### Trecho do texto
%%
Oficialmente, Manaus foi a terceira cidade do Brasil a inaugurar os serviços de bondes elétricos.

Bonde a tração animal, no Rio de Janeiro, 31/08/1926. Foto: Augusto Malta/Acervo Rio Memórias
Em 18 de outubro de 1878 pelo Decreto Imperial n.° 7.046, é dada a Luiz Jacome de Abreu e Souza à autorização para construir usar com todos os benefícios pelo prazo de trinta anos uma linha de carris de ferro, com bitola de 0,70 cm desde a estação da estrada de Ferro Dom Pedro II, no Porto Novo da Cunha até a Freguesia de Nossa Senhora da Conceição do Paquequer, nome primitivo da localidade.
O Decreto n.° 8.427 de 18 de fevereiro de 1882 aprova os estudos definitivos da nova linha. A estação acima referida, ficava no ramal Melo Barreto – Porto Novo da Estrada de Ferro Lepoldina, km 2.55.8, situada no município de Além Paraíba, em Minas Gerais. Antes de sua inauguração, o contrato é transferido para Nicolau Taranto e, em 1895 é inaugurado o serviço de bondes, com quatro quilômetros de extensão.
O capital da nova empresa era de 100:000$000 e o material rodante em 1912, se compunha de oito carros de passageiros, dois de carga com quarenta animais para tração. O movimento de passageiros era pequeno, mas, mesmo assim, dava lucro. Em 1912 transportou 65 mil pessoas o que lhe rendeu uma receita de 22:000$000, quando a despesa no mesmo período foi de 15:000$000, dando um lucro de 5:000$000.
Em 1922, o número de passageiros já havia aumentado para 150 mil pessoas, com 180 mil quilômetros de carga transportada. O número de veículos tinha aumentado para 12 carros de passageiros, duas cargas, com 60 animais para a tração e com 15 empregados para os serviços.
%%
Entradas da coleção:
%%
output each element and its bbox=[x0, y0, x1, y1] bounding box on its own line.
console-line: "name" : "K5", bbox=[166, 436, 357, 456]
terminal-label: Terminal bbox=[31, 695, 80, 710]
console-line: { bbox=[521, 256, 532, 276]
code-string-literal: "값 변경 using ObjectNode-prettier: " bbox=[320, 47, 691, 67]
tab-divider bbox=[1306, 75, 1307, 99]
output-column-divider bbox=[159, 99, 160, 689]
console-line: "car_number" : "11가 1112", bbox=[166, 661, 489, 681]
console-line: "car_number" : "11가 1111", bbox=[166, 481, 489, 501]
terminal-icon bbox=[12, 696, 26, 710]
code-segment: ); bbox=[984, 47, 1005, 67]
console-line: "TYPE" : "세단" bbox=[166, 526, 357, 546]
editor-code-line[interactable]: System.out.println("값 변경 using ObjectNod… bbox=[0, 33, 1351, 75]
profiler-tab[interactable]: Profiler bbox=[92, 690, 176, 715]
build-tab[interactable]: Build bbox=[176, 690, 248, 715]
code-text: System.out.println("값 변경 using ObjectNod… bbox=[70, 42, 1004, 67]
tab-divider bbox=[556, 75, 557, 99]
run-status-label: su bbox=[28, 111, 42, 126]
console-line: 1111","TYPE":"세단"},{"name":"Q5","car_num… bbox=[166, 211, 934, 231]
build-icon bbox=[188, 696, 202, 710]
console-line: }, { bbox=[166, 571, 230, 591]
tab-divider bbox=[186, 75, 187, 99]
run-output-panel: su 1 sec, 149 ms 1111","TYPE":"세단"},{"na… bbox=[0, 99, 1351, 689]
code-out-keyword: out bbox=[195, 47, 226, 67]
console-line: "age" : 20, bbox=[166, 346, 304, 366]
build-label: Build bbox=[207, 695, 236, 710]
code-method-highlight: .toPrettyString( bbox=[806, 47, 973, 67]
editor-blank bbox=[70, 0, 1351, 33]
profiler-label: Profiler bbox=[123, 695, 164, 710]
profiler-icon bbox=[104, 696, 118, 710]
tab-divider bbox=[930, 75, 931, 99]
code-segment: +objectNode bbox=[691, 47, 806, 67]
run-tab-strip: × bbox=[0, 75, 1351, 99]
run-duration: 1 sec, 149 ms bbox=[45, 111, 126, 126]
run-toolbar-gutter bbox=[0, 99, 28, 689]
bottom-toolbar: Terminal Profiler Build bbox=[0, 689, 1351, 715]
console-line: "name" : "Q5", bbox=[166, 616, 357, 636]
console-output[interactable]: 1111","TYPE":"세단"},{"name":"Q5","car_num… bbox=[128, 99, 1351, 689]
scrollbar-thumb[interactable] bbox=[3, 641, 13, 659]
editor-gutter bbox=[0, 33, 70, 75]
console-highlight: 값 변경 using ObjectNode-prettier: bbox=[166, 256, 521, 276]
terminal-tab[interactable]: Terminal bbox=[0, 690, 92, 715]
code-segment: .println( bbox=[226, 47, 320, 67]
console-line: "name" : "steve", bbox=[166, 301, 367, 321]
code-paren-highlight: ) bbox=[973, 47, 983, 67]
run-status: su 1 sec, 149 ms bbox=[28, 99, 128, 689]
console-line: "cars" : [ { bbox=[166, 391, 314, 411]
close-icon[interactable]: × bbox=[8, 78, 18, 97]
%%
### Tarefas propostas
**A.** Reescreva as linhas dos dados, do começo até a linha que contém "code-segment: .println( bbox=[226, 47, 320, 67]", inclusive, trocando "console-line" por "log-line" e sem alterar mais nada.
**B.** Prossiga com o texto sobre os antigos bondes, começando logo após a última frase.

### Respostas
**A.**
output each element and its bbox=[x0, y0, x1, y1] bounding box on its own line.
log-line: "name" : "K5", bbox=[166, 436, 357, 456]
terminal-label: Terminal bbox=[31, 695, 80, 710]
log-line: { bbox=[521, 256, 532, 276]
code-string-literal: "값 변경 using ObjectNode-prettier: " bbox=[320, 47, 691, 67]
tab-divider bbox=[1306, 75, 1307, 99]
output-column-divider bbox=[159, 99, 160, 689]
log-line: "car_number" : "11가 1112", bbox=[166, 661, 489, 681]
log-line: "car_number" : "11가 1111", bbox=[166, 481, 489, 501]
terminal-icon bbox=[12, 696, 26, 710]
code-segment: ); bbox=[984, 47, 1005, 67]
log-line: "TYPE" : "세단" bbox=[166, 526, 357, 546]
editor-code-line[interactable]: System.out.println("값 변경 using ObjectNod… bbox=[0, 33, 1351, 75]
profiler-tab[interactable]: Profiler bbox=[92, 690, 176, 715]
build-tab[interactable]: Build bbox=[176, 690, 248, 715]
code-text: System.out.println("값 변경 using ObjectNod… bbox=[70, 42, 1004, 67]
tab-divider bbox=[556, 75, 557, 99]
run-status-label: su bbox=[28, 111, 42, 126]
log-line: 1111","TYPE":"세단"},{"name":"Q5","car_num… bbox=[166, 211, 934, 231]
build-icon bbox=[188, 696, 202, 710]
log-line: }, { bbox=[166, 571, 230, 591]
tab-divider bbox=[186, 75, 187, 99]
run-output-panel: su 1 sec, 149 ms 1111","TYPE":"세단"},{"na… bbox=[0, 99, 1351, 689]
code-out-keyword: out bbox=[195, 47, 226, 67]
log-line: "age" : 20, bbox=[166, 346, 304, 366]
build-label: Build bbox=[207, 695, 236, 710]
code-method-highlight: .toPrettyString( bbox=[806, 47, 973, 67]
editor-blank bbox=[70, 0, 1351, 33]
profiler-label: Profiler bbox=[123, 695, 164, 710]
profiler-icon bbox=[104, 696, 118, 710]
tab-divider bbox=[930, 75, 931, 99]
code-segment: +objectNode bbox=[691, 47, 806, 67]
run-tab-strip: × bbox=[0, 75, 1351, 99]
run-duration: 1 sec, 149 ms bbox=[45, 111, 126, 126]
run-toolbar-gutter bbox=[0, 99, 28, 689]
bottom-toolbar: Terminal Profiler Build bbox=[0, 689, 1351, 715]
log-line: "name" : "Q5", bbox=[166, 616, 357, 636]
console-output[interactable]: 1111","TYPE":"세단"},{"name":"Q5","car_num… bbox=[128, 99, 1351, 689]
scrollbar-thumb[interactable] bbox=[3, 641, 13, 659]
editor-gutter bbox=[0, 33, 70, 75]
console-highlight: 값 변경 using ObjectNode-prettier: bbox=[166, 256, 521, 276]
terminal-tab[interactable]: Terminal bbox=[0, 690, 92, 715]
code-segment: .println( bbox=[226, 47, 320, 67]

**B.**
O Brasil foi o segundo país do mundo a adotar os bondes no transporte público, antes mesmo de países como Inglaterra, Alemanha e França. Foto: Reprodução/Acervo Museu SPTrans
O momento da eletrificação dos bondes
Em junho de 1923, a Câmara Municipal desapropria a empresa Carril de Muares, para facilitar a construção de novas linhas de bondes elétricos, dessa forma o transporte de bondes com tração animal é extinto. Em 31 de julho de 1923 é adquirida por Adão Pereira de Araújo pela importância de 82:000$000.
É então assinado o contrato com a municipalidade para eletrificação das linhas. Em meados de 1925 já se achavam em Porto Novo da Cunha (MG) os novos carros elétricos, em Além Paraíba se trabalhava ativamente na instalação dos trilhos e rede aérea. Finalmente em 15 de novembro de 1925 com grandes solenidades e a presença do Presidente do Estado de Minas Gerais, Mello Viana, é inaugurado novo serviço de bondes elétricos.
Diz uma revista da época: “O serviço inaugurado satisfaz plenamente à expectativa geral tendo sido por este motivo festivo o ato realizado. Os bondes são muitos elegantes e confortáveis comportando 40 passageiros cada um”.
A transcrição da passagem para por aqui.